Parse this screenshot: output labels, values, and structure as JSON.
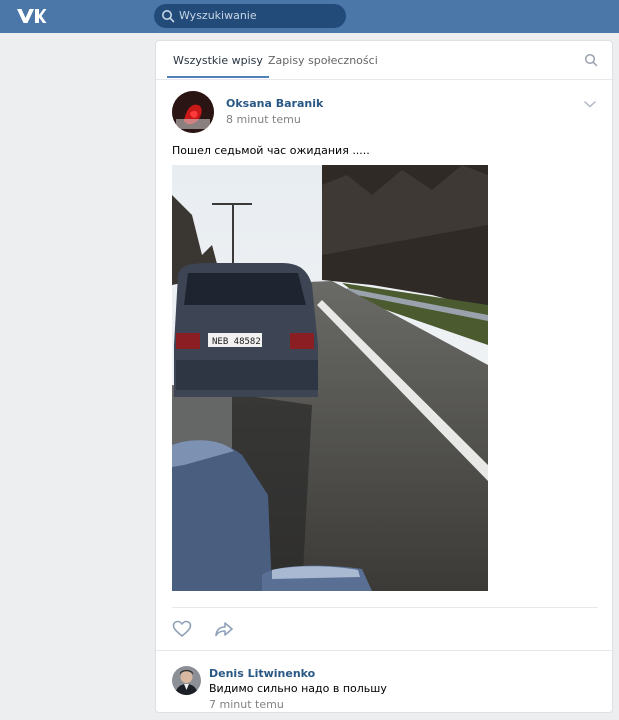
{
  "header": {
    "logo_icon": "vk-logo-icon",
    "search_placeholder": "Wyszukiwanie"
  },
  "tabs": {
    "all_posts": "Wszystkie wpisy",
    "community_posts": "Zapisy społeczności"
  },
  "post": {
    "author": "Oksana Baranik",
    "time": "8 minut temu",
    "text": "Пошел седьмой час ожидания .....",
    "photo": "photo of a line of cars queued on a road, license plate NEB 48582",
    "plate_text": "NEB 48582"
  },
  "actions": {
    "like_icon": "heart-icon",
    "share_icon": "share-icon"
  },
  "comment": {
    "author": "Denis Litwinenko",
    "text": "Видимо сильно надо в польшу",
    "time": "7 minut temu"
  },
  "colors": {
    "header": "#4a76a8",
    "link": "#2a5885",
    "accent": "#5181b8"
  }
}
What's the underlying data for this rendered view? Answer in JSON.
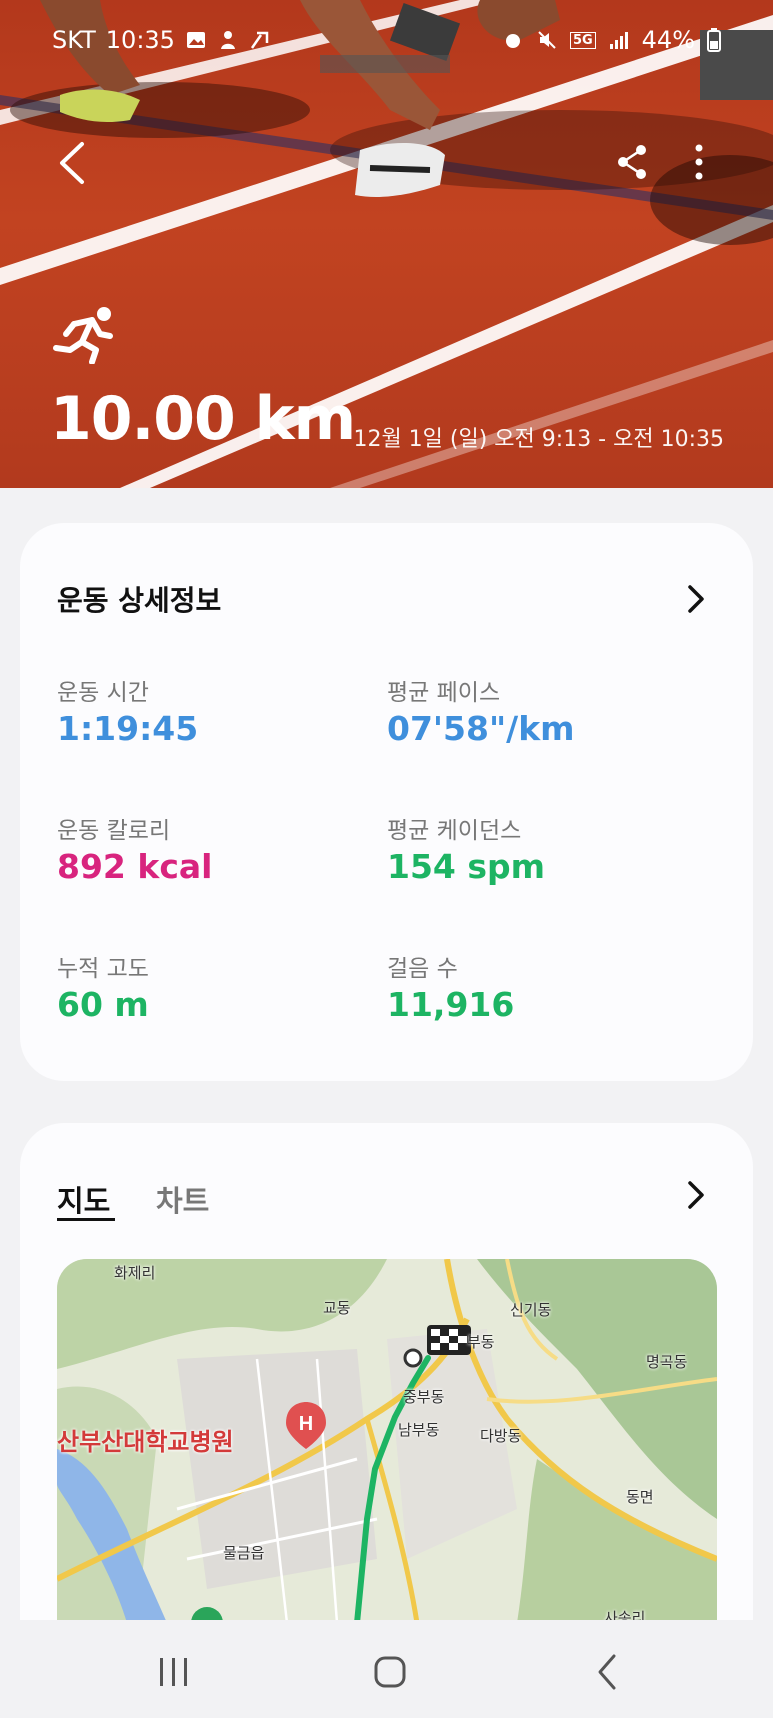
{
  "status_bar": {
    "carrier": "SKT",
    "time": "10:35",
    "network": "5G",
    "battery": "44%"
  },
  "hero": {
    "distance": "10.00 km",
    "date_range": "12월 1일 (일) 오전 9:13 - 오전 10:35",
    "activity_icon": "running-icon"
  },
  "details": {
    "title": "운동 상세정보",
    "stats": [
      {
        "label": "운동 시간",
        "value": "1:19:45",
        "color": "#3f8fdc"
      },
      {
        "label": "평균 페이스",
        "value": "07'58\"/km",
        "color": "#3f8fdc"
      },
      {
        "label": "운동 칼로리",
        "value": "892 kcal",
        "color": "#d8247e"
      },
      {
        "label": "평균 케이던스",
        "value": "154 spm",
        "color": "#1db463"
      },
      {
        "label": "누적 고도",
        "value": "60 m",
        "color": "#1db463"
      },
      {
        "label": "걸음 수",
        "value": "11,916",
        "color": "#1db463"
      }
    ]
  },
  "map_card": {
    "tabs": [
      "지도",
      "차트"
    ],
    "active_tab": "지도",
    "labels": {
      "hwajeri": "화제리",
      "gyodong": "교동",
      "singidong": "신기동",
      "bubudong": "부동",
      "myeonggokdong": "명곡동",
      "jungbudong": "중부동",
      "nambudong": "남부동",
      "dabangdong": "다방동",
      "hospital": "산부산대학교병원",
      "dongmyeon": "동면",
      "mulgeumeup": "물금읍",
      "sasongri": "사송리"
    },
    "route_color": "#1db463"
  }
}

----------------

> _Task objective_
Skip the pictures and write out exactly the lines from the line containing "What's the underlying" through the end of the listing above.

> _Output for this exercise_
What's the underlying data for this rendered view? Answer in JSON.
{
  "status_bar": {
    "carrier": "SKT",
    "time": "10:35",
    "network": "5G",
    "battery": "44%"
  },
  "hero": {
    "distance": "10.00 km",
    "date_range": "12월 1일 (일) 오전 9:13 - 오전 10:35",
    "activity_icon": "running-icon"
  },
  "details": {
    "title": "운동 상세정보",
    "stats": [
      {
        "label": "운동 시간",
        "value": "1:19:45",
        "color": "#3f8fdc"
      },
      {
        "label": "평균 페이스",
        "value": "07'58\"/km",
        "color": "#3f8fdc"
      },
      {
        "label": "운동 칼로리",
        "value": "892 kcal",
        "color": "#d8247e"
      },
      {
        "label": "평균 케이던스",
        "value": "154 spm",
        "color": "#1db463"
      },
      {
        "label": "누적 고도",
        "value": "60 m",
        "color": "#1db463"
      },
      {
        "label": "걸음 수",
        "value": "11,916",
        "color": "#1db463"
      }
    ]
  },
  "map_card": {
    "tabs": [
      "지도",
      "차트"
    ],
    "active_tab": "지도",
    "labels": {
      "hwajeri": "화제리",
      "gyodong": "교동",
      "singidong": "신기동",
      "bubudong": "부동",
      "myeonggokdong": "명곡동",
      "jungbudong": "중부동",
      "nambudong": "남부동",
      "dabangdong": "다방동",
      "hospital": "산부산대학교병원",
      "dongmyeon": "동면",
      "mulgeumeup": "물금읍",
      "sasongri": "사송리"
    },
    "route_color": "#1db463"
  }
}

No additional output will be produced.